> What you will do: Reply with one number: the count of lines in the listing that contain the string "février".

**** Records shown

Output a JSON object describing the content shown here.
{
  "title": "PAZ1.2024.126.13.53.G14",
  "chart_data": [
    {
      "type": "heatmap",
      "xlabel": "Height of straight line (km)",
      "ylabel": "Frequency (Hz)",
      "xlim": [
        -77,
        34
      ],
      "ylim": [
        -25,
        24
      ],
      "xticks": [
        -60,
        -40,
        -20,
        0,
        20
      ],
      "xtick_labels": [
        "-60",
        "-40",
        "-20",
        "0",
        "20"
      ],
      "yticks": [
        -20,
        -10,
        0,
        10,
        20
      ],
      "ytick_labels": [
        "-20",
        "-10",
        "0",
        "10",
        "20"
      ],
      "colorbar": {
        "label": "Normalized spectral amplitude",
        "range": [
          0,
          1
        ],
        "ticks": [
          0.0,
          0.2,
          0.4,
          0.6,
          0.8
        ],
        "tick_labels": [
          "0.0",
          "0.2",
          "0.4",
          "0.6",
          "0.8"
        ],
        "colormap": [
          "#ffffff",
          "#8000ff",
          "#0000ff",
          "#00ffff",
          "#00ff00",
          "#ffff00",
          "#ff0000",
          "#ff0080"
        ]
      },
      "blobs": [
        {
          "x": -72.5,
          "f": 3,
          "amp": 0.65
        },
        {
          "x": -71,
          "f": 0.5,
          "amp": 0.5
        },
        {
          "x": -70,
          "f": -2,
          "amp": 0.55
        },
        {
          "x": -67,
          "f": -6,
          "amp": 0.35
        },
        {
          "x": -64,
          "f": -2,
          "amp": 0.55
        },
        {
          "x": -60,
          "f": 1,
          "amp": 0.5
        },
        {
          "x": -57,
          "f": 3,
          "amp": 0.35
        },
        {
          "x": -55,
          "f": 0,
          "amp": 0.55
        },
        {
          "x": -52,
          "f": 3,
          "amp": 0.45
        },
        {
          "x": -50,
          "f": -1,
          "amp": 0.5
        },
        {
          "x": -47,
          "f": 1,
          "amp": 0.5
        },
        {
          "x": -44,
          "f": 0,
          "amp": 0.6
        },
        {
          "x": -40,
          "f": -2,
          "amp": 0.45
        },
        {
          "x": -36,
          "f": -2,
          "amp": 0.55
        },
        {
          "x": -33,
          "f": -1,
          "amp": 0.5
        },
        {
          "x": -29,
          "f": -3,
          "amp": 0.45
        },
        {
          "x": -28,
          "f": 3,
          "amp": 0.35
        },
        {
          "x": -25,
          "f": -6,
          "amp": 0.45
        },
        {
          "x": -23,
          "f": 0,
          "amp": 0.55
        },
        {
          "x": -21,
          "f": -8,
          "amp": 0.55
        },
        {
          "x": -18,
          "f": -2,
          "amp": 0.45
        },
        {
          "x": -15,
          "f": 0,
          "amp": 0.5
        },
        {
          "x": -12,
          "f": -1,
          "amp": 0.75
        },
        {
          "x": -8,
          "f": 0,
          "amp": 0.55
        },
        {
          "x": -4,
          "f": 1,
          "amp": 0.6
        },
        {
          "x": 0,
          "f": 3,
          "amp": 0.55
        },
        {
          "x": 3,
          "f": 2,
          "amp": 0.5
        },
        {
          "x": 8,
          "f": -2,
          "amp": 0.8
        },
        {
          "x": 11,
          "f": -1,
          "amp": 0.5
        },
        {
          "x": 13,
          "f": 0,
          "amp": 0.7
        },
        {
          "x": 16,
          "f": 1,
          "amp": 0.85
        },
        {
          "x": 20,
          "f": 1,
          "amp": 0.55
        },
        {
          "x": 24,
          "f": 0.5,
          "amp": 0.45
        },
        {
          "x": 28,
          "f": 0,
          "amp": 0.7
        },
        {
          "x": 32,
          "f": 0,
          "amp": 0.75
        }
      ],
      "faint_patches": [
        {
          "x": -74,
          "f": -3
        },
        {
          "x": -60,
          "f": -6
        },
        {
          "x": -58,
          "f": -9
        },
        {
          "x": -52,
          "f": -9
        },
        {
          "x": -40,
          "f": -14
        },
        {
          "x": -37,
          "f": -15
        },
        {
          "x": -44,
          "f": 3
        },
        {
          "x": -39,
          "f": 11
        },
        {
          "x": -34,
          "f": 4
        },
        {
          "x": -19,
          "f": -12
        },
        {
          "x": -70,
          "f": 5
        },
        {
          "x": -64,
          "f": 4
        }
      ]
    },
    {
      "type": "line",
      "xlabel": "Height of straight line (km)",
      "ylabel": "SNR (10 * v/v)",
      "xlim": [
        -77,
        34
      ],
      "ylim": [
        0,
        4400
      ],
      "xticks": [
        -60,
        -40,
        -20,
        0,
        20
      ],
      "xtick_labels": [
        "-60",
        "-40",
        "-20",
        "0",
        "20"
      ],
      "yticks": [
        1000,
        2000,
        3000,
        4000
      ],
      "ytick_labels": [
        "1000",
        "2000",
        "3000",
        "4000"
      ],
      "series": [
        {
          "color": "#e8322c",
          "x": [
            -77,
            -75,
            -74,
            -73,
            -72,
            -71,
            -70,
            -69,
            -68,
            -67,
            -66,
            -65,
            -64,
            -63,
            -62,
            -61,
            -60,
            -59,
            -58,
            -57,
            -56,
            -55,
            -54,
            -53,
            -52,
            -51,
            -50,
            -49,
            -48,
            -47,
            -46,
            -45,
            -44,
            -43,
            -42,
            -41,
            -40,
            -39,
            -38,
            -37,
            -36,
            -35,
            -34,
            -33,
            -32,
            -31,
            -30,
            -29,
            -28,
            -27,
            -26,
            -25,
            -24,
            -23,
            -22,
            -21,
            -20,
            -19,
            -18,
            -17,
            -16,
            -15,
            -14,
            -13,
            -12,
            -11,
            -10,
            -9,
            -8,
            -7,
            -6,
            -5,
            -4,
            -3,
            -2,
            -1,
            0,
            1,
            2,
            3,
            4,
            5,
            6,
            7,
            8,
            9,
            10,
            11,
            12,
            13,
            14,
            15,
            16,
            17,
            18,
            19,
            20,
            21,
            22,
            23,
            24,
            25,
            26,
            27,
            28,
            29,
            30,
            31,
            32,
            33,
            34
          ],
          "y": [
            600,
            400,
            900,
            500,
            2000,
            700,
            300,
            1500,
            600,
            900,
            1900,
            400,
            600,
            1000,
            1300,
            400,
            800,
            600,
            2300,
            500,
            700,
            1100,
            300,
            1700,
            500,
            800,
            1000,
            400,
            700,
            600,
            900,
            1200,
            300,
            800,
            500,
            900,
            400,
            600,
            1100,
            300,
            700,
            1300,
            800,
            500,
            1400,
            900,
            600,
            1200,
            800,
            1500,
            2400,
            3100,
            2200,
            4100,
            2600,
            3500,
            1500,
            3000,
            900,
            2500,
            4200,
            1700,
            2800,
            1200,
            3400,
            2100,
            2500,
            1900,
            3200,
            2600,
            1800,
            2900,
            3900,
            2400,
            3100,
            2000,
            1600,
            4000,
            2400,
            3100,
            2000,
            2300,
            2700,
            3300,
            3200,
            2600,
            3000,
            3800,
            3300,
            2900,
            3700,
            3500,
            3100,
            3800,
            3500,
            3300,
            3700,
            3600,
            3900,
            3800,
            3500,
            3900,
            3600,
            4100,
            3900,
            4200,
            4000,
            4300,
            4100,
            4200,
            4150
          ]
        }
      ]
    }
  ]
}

********
**** Records shown

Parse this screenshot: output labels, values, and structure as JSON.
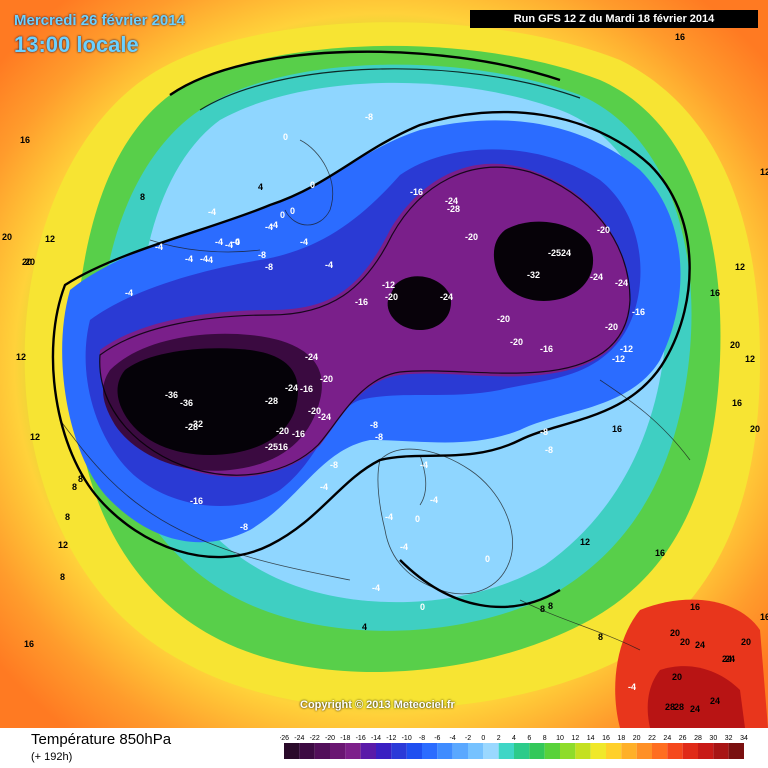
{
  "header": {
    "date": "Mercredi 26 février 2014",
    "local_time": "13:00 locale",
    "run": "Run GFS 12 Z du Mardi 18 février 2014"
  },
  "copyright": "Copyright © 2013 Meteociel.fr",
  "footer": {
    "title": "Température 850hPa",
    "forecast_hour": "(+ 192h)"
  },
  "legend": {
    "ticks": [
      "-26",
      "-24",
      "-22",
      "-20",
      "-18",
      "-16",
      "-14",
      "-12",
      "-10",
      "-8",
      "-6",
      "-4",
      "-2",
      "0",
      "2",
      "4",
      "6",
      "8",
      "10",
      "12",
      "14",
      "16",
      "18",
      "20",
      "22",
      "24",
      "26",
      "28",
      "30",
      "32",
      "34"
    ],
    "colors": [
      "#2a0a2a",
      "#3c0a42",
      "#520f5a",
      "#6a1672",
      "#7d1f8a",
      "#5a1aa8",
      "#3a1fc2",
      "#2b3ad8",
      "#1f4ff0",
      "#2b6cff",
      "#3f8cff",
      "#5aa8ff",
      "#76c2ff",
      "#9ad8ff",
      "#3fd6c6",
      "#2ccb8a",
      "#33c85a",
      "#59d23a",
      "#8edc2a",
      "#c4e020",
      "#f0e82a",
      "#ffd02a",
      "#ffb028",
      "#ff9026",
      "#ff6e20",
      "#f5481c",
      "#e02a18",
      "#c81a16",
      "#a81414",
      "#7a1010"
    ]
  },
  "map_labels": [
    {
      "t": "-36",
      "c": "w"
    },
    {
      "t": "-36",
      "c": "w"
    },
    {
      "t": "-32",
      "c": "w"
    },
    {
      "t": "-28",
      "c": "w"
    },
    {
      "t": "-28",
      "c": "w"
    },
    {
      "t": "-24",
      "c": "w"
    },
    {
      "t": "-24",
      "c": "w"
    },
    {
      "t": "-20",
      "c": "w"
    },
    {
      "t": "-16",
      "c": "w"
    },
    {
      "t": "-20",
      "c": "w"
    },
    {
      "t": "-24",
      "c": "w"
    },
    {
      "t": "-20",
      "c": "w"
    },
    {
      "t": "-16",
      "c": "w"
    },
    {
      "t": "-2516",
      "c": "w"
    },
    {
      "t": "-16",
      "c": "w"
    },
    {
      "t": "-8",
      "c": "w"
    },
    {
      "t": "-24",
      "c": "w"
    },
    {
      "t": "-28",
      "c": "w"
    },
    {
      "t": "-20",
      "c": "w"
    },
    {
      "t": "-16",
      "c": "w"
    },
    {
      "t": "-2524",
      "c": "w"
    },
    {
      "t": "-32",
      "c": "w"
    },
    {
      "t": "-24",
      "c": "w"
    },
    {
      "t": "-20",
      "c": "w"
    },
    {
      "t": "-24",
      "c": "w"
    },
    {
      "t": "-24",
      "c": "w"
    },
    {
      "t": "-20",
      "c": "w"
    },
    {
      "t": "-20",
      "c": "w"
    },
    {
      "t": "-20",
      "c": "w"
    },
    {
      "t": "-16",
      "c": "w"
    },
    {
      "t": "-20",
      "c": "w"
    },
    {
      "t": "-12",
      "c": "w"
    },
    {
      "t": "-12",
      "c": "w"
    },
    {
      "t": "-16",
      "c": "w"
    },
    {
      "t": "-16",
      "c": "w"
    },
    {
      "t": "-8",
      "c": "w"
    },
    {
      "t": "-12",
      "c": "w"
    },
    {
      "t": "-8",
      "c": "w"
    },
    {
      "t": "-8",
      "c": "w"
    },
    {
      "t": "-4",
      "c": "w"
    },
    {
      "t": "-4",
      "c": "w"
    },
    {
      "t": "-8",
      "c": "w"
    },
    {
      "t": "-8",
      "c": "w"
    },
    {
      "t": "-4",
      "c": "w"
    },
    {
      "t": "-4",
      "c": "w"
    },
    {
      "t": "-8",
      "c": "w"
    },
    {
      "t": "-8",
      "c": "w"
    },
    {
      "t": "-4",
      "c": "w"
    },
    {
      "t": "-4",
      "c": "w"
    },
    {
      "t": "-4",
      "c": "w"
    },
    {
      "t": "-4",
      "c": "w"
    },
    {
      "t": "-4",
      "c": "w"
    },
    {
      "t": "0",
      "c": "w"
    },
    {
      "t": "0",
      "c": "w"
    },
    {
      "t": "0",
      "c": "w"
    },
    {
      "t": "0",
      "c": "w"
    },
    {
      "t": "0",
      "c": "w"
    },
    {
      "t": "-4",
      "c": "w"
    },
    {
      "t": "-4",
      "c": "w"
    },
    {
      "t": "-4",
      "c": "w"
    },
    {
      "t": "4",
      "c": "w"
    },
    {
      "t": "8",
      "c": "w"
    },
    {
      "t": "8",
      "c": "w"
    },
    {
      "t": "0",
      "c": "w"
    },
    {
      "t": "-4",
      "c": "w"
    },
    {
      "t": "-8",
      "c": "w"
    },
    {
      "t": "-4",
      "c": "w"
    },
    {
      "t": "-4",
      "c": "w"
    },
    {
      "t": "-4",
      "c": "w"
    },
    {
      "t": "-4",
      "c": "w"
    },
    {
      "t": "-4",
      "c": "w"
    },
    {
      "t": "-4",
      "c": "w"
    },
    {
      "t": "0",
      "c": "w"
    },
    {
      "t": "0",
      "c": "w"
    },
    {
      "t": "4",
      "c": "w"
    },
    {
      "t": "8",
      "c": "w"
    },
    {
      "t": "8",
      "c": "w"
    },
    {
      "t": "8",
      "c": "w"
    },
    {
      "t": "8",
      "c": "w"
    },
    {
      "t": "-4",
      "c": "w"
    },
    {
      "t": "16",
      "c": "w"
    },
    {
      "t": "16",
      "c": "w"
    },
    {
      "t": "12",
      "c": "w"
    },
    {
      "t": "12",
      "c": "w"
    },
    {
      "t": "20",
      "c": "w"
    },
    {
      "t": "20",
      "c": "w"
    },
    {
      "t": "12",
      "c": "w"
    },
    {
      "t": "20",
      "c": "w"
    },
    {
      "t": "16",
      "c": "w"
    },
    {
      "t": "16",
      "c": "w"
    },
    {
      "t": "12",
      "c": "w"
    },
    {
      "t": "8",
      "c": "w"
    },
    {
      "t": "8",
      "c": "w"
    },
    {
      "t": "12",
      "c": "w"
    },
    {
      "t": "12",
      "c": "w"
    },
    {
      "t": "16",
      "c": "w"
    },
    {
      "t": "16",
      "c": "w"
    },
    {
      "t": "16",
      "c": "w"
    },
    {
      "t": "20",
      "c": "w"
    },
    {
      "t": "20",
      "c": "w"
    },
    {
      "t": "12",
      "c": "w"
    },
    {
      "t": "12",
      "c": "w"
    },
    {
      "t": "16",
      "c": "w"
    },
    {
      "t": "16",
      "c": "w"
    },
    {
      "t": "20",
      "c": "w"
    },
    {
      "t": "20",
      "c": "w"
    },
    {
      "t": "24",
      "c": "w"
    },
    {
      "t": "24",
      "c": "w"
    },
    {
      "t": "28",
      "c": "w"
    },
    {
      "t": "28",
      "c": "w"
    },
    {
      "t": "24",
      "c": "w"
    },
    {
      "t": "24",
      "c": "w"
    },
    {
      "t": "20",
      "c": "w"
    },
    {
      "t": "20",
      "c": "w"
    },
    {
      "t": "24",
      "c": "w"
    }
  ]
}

********
**** Records shown

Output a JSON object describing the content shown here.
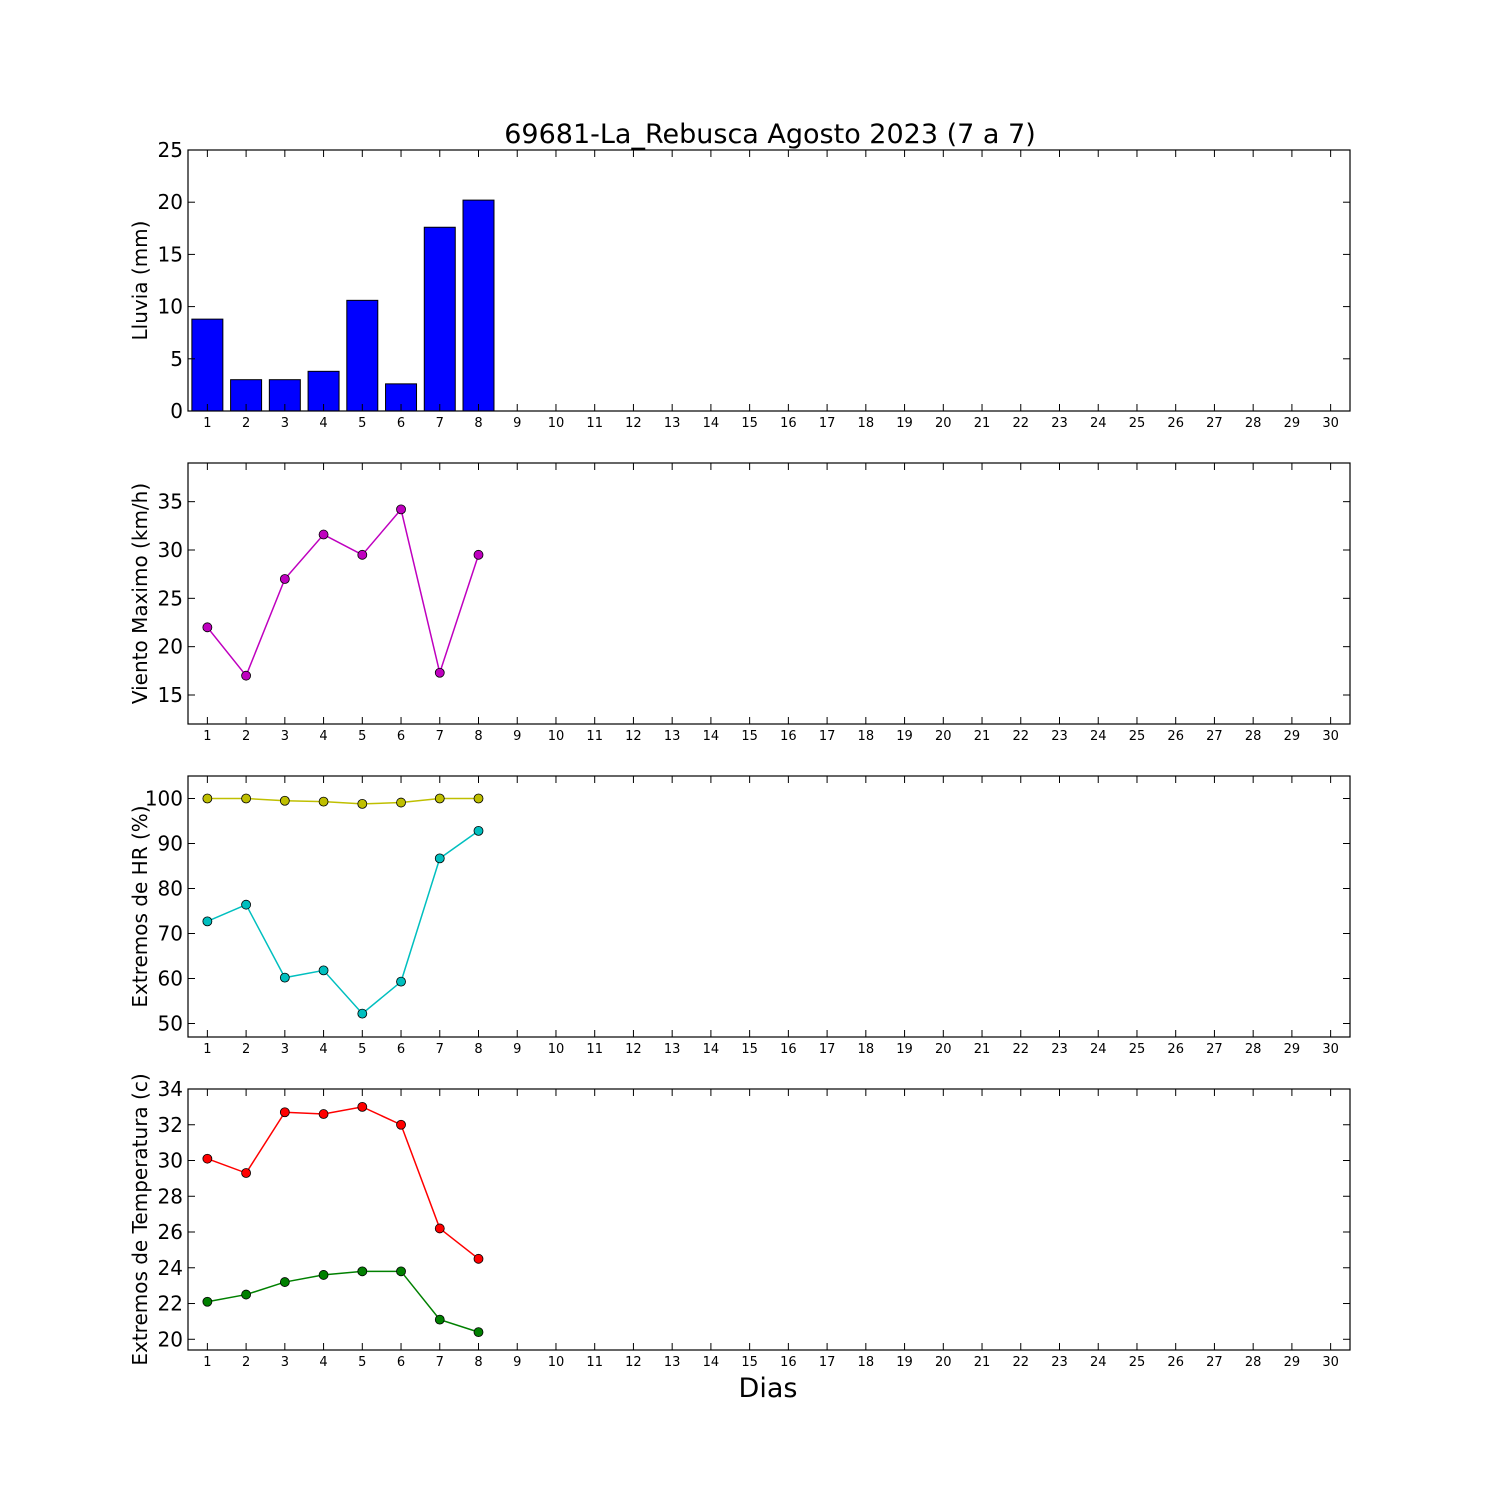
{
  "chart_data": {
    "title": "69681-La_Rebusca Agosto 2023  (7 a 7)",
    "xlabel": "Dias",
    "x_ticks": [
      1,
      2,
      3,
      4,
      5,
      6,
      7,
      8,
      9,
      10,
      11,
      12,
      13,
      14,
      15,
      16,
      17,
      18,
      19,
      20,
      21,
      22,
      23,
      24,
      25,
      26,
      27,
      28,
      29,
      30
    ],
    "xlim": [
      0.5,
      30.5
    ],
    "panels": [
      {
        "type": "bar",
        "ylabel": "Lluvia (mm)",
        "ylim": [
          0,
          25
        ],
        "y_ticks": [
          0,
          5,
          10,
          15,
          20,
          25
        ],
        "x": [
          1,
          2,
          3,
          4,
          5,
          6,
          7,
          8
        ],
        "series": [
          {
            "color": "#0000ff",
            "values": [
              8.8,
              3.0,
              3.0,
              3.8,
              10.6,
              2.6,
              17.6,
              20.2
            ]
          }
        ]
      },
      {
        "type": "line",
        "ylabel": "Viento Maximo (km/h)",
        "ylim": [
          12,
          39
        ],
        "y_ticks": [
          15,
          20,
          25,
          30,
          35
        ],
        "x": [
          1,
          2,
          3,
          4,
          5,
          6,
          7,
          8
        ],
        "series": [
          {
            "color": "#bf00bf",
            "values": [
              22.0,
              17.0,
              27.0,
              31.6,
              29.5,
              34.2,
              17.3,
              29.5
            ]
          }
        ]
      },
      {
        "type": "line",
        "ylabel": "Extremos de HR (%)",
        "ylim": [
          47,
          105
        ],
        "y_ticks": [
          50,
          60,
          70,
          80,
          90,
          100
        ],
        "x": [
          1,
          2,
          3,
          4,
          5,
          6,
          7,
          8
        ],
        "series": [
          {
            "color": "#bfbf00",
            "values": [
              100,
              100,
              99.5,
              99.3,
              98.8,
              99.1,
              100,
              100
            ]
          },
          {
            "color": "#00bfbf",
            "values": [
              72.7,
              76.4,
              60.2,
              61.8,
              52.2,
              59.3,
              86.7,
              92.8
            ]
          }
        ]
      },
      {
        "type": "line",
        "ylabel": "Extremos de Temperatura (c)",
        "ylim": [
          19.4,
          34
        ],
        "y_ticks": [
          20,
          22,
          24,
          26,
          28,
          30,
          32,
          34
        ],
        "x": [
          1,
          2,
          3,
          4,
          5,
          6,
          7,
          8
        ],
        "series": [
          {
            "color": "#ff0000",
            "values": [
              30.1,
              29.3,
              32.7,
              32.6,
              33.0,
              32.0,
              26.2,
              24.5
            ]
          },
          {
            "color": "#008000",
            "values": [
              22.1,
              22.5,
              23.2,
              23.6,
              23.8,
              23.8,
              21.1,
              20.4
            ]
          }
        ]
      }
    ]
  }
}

********

> Response below: 2